__What is needed__. Filter the listing and keep only the lines with the word "クイッククローン".

__Provided information__.
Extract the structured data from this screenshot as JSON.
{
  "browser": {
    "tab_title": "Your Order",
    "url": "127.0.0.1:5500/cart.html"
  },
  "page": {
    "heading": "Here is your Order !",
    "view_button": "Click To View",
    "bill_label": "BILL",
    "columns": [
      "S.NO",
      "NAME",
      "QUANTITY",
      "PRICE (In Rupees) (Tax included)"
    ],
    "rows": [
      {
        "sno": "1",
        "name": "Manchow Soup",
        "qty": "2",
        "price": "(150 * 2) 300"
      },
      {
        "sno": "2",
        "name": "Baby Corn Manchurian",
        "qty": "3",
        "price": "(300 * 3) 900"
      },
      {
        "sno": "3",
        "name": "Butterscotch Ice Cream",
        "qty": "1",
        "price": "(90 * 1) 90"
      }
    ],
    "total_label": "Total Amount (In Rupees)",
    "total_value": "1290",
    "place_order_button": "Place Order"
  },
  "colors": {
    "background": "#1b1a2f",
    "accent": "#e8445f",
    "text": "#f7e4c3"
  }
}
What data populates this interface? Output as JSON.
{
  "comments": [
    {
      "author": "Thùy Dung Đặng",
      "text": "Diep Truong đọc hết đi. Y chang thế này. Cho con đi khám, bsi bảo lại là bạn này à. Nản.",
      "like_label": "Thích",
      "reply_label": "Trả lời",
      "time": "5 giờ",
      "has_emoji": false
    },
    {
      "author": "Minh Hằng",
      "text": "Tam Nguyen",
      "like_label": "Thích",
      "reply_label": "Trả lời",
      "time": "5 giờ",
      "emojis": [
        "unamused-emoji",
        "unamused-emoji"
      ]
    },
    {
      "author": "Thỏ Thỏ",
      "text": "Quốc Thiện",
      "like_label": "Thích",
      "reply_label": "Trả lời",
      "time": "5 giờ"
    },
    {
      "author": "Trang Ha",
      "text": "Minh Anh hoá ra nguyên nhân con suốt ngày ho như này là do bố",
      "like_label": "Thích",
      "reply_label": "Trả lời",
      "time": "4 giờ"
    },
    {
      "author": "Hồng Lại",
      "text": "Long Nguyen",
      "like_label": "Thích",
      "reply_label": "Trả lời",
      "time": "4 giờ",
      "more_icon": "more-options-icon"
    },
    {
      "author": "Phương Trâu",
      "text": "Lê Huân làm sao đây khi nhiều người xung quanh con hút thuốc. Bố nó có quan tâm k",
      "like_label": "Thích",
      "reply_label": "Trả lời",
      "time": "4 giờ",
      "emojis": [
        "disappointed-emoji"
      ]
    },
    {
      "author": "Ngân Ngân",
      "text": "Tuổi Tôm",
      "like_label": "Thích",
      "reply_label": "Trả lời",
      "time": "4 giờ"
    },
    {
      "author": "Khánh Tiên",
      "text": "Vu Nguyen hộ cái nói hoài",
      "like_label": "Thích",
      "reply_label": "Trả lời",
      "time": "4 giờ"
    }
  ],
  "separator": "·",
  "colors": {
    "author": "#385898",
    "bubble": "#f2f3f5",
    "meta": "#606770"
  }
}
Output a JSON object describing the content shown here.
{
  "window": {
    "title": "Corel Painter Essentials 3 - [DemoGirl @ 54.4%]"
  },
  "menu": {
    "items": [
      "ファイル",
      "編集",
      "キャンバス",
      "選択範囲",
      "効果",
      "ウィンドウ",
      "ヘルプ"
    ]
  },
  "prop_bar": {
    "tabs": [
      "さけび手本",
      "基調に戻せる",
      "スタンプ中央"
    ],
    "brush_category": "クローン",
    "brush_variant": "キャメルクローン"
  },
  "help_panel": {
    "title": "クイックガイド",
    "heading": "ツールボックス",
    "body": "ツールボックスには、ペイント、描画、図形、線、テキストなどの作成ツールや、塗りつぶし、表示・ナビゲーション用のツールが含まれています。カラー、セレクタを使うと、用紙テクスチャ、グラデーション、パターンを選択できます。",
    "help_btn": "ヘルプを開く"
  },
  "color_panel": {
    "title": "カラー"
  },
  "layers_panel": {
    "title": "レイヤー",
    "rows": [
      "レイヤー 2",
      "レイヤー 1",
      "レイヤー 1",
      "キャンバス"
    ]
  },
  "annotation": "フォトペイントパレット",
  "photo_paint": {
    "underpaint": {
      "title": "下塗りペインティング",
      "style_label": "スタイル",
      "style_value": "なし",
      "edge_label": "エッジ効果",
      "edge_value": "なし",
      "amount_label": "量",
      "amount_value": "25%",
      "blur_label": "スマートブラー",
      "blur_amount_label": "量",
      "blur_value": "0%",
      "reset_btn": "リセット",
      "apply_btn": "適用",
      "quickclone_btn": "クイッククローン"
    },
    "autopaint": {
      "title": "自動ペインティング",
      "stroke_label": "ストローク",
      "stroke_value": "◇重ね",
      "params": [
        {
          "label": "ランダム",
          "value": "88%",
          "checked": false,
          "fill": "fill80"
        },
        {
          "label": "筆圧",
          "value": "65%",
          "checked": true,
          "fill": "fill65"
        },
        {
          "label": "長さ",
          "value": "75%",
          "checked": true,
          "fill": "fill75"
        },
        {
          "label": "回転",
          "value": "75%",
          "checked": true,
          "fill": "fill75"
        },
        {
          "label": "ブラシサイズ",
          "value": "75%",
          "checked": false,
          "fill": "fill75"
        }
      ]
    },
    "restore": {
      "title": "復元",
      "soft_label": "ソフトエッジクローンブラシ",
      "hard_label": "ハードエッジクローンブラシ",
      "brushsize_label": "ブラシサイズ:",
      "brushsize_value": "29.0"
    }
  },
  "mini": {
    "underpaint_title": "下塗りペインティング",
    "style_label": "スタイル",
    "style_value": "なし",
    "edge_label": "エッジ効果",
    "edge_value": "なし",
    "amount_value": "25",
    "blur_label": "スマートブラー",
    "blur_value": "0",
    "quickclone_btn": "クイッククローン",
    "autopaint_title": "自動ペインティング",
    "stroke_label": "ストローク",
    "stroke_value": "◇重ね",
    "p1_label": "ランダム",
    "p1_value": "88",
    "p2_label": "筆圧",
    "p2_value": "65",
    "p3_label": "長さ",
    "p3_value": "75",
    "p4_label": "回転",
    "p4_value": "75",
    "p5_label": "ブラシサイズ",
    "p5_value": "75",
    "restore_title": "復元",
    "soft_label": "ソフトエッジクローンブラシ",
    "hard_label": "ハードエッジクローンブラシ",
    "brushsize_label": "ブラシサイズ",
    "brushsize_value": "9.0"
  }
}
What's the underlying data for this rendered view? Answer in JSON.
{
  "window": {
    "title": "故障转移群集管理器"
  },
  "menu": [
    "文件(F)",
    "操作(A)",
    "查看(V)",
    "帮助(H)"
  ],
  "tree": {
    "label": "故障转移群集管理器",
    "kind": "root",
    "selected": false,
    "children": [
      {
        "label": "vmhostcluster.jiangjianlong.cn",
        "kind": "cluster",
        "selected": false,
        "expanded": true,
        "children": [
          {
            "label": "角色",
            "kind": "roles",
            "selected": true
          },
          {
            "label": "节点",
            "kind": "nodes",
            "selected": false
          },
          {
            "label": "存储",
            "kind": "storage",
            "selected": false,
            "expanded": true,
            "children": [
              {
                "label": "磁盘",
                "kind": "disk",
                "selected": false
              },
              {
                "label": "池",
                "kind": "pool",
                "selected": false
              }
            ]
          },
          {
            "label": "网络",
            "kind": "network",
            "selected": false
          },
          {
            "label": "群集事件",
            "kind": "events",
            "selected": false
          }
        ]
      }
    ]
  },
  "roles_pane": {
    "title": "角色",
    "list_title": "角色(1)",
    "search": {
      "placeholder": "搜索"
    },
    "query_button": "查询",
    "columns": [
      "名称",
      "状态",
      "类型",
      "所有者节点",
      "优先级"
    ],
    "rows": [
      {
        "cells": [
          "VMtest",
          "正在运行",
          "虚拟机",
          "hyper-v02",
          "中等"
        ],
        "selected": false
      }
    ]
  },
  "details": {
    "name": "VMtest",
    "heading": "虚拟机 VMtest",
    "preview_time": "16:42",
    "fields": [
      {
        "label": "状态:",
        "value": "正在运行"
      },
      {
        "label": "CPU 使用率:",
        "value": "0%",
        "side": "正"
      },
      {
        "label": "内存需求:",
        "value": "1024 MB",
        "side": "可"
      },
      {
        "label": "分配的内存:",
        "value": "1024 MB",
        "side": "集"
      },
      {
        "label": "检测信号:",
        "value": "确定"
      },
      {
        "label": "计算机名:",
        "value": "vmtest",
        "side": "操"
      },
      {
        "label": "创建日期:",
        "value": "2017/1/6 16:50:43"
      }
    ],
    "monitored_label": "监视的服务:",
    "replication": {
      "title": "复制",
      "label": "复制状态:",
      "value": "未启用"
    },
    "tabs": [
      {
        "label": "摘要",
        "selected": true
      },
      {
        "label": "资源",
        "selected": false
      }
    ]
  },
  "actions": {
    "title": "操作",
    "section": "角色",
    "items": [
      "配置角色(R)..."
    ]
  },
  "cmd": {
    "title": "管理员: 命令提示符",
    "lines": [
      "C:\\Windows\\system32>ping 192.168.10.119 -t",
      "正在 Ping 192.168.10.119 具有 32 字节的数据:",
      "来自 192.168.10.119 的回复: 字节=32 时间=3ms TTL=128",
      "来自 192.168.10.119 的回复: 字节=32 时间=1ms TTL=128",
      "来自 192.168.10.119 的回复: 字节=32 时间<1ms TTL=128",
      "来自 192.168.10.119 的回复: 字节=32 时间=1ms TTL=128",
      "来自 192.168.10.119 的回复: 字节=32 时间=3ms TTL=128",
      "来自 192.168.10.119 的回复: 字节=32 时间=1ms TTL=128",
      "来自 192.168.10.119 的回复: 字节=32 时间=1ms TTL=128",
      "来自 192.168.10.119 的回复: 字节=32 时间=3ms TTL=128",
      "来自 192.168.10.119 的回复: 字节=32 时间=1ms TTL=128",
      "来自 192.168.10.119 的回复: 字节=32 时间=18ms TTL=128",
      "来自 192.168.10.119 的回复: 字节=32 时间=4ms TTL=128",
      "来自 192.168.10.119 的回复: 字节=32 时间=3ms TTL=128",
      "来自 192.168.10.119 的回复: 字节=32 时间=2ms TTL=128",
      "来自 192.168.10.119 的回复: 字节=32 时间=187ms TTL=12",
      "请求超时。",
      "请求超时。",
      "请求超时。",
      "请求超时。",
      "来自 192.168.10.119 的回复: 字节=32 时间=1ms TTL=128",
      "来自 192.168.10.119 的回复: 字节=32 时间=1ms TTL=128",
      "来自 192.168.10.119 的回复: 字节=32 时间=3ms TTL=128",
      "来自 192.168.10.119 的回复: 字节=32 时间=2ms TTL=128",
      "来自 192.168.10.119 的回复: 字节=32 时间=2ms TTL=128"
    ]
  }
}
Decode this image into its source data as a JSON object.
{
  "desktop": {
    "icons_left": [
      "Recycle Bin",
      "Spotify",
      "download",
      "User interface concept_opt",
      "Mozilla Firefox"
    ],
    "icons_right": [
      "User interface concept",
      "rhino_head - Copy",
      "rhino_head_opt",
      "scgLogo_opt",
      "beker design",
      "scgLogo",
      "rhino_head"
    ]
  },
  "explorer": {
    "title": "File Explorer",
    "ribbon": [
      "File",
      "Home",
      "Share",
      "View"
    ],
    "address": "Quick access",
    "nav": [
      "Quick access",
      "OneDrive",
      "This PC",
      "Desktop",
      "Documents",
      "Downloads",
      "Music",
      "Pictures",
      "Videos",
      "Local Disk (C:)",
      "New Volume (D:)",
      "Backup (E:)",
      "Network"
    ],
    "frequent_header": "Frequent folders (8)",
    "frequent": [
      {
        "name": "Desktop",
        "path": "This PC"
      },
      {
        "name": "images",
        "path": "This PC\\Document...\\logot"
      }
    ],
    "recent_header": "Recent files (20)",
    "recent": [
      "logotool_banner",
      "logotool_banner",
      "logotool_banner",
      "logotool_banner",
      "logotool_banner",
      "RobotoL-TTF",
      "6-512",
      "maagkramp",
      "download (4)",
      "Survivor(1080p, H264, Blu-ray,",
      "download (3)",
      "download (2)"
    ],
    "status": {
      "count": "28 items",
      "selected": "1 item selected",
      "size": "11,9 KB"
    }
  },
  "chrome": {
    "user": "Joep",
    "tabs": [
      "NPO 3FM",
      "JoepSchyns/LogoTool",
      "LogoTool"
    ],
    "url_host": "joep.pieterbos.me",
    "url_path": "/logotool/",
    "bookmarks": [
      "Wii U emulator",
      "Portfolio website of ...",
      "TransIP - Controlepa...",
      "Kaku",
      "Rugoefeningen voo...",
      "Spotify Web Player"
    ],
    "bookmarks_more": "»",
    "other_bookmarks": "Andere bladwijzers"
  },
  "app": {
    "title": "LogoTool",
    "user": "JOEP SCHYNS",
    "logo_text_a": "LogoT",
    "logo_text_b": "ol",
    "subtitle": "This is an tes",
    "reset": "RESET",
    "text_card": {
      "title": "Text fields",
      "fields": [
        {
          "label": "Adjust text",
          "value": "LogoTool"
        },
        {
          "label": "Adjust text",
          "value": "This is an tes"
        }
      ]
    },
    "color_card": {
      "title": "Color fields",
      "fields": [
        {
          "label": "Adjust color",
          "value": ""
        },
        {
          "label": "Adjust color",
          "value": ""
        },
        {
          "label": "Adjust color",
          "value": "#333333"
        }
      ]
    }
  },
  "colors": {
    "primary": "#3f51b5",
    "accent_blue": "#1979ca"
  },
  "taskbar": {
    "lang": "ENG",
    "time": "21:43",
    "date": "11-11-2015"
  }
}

__Task response__.
      "quickclone_btn": "クイッククローン"
    "quickclone_btn": "クイッククローン",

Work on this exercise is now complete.